EXERCISE
Where a line holds the string "hasta", return that line.

══════════

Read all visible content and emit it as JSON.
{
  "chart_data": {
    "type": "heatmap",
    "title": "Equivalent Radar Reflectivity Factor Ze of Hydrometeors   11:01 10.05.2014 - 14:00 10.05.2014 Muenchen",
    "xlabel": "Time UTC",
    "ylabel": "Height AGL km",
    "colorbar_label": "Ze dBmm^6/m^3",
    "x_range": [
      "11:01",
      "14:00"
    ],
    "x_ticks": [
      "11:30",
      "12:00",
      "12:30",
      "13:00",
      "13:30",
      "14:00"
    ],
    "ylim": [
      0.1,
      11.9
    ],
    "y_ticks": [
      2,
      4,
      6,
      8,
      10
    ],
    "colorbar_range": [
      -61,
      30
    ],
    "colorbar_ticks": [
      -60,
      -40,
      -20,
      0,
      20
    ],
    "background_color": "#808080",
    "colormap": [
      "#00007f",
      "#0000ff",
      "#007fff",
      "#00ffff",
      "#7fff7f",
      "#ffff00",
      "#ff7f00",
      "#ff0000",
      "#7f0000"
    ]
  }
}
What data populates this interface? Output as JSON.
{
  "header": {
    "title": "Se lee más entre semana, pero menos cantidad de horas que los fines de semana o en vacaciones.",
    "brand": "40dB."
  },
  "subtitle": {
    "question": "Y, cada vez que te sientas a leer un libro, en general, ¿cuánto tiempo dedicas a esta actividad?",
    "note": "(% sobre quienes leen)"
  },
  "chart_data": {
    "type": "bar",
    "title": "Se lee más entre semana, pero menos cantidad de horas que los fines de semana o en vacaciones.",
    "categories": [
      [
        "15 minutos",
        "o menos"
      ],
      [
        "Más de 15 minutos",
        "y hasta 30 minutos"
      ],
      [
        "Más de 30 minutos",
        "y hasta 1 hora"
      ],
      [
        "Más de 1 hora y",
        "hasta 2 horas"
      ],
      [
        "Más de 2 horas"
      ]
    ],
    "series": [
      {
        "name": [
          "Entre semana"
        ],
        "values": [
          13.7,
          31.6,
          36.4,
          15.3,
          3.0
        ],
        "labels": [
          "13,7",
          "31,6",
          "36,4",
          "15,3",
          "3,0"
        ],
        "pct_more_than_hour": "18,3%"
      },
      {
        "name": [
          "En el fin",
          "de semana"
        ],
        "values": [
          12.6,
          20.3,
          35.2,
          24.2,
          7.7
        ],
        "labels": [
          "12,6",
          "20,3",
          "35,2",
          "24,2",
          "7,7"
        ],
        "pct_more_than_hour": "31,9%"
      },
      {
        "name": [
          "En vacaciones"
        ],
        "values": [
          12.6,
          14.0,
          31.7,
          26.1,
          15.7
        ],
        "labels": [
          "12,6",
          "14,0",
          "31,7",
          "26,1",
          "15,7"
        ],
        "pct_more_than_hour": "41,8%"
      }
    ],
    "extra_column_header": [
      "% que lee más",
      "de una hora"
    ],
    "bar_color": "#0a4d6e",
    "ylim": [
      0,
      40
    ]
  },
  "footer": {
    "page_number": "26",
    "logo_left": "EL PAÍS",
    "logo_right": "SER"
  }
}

══════════

RESULT OF THIS TASK
        "y hasta 30 minutos"
        "y hasta 1 hora"
        "hasta 2 horas"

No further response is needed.